THINGS TO DO -
1. Decide whether each statement, (a), (b) and (c), agrees with the bus-ride account. Answer yes or no for each, and quote the words of the account that settle it. (a) Lena sat on the rear seat. (b) The narrator's mother argued with the driver. (c) On a full bus, the driver knew who had pulled the cord.
2. Carry on the bus-ride account from its last sentence, writing what comes next.

DOCUMENT TEXT -

★ ★ ★ ★ ★ ★ ★

Lena sat on the rear seat. I got up, moved back there again, and plopped down next to her. She immediately began laughing and picking at me. We were glad to see each other.
Again, the driver saw me and slammed on the  brakes. “What did I just tell you?”he demanded. “ Get back up here with your mother!”
“Naw, I ain't,” I said .”I'm sitting with Lena.”
The driver was furious now, spit was flying when he shouted. He told my mother if she didn't make me move, he'd move me himself.  When I didn't jump, the driver got up and stomped back to where Lena and I were sitting. I can remember his big potbelly coming at us like a huge cannonball.
“Aw, mister,” Lena pleaded. “He's just a baby -- he ain't hurting nothing”
I won't repeat what he called Lena. It goes without saying. He told her to shut her mouth.
My mother could be stubborn, but she knew better than to argue with a fool who was totally out of control. She made me get up.
There was a cord running the length of the bus that passengers could pull if they wanted to get off  between stops. I had pulled this cord often, to hear the bell and, mainly, to annoy the drivers who would get red-faced after nobody got off when they stopped the bus. With a full bus, the driver had no idea who had pulled the cord. It was fun.

★ ★ ★ ★ ★ ★ ★

INFORMATION PROVIDED -
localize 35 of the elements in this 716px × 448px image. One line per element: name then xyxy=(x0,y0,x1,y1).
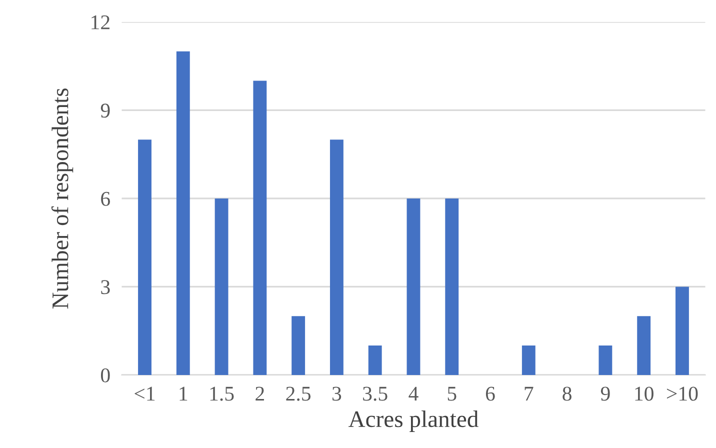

★ ★ ★ ★ ★ ★ ★

SET OF ANSWERS -
1.
(a) Yes: "Lena sat on the rear seat."
(b) No: "she knew better than to argue with a fool who was totally out of control"
(c) No: "With a full bus, the driver had no idea who had pulled the cord."

2.
On this landmark day, sitting on the seat behind my mother,  I pulled the cord in anger, for payback. Too late I realized that I had put my head on the chopping clock. There was no one on the bus but my mother, Lena and me. It was obvious who rang the bell, even to that moron driving the bus.
Stopping the bus again for the last time, the driver turned and glared. He looked mad enough to run through a brick wall. It didn't help when my mother giggled. (A nervous habit of hers.)
The driver kicked us off the bus, including Lena. He left us five miles from home with three large sacks of groceries. Luckily, a family friend lived across  the road from where we were jettisoned. Lena and I sat on the steps while Mother went inside and called my daddy to come and get us. He was at work and had our old jalopy with him.
My daddy, a small, twitchy man, could be as comical as Barney Fife when he got worked up. He was really exercised by the driver's actions, and made all kinds of vile threats and fist shakings as we rode home.
Lena produced a small bag of roasted peanuts from her pocket. She and I sat in the back seat, rolling  down Highway 29 eating the goobers and tossing the  hulls out of the window. She made no comment. If she was angry, she didn't show it.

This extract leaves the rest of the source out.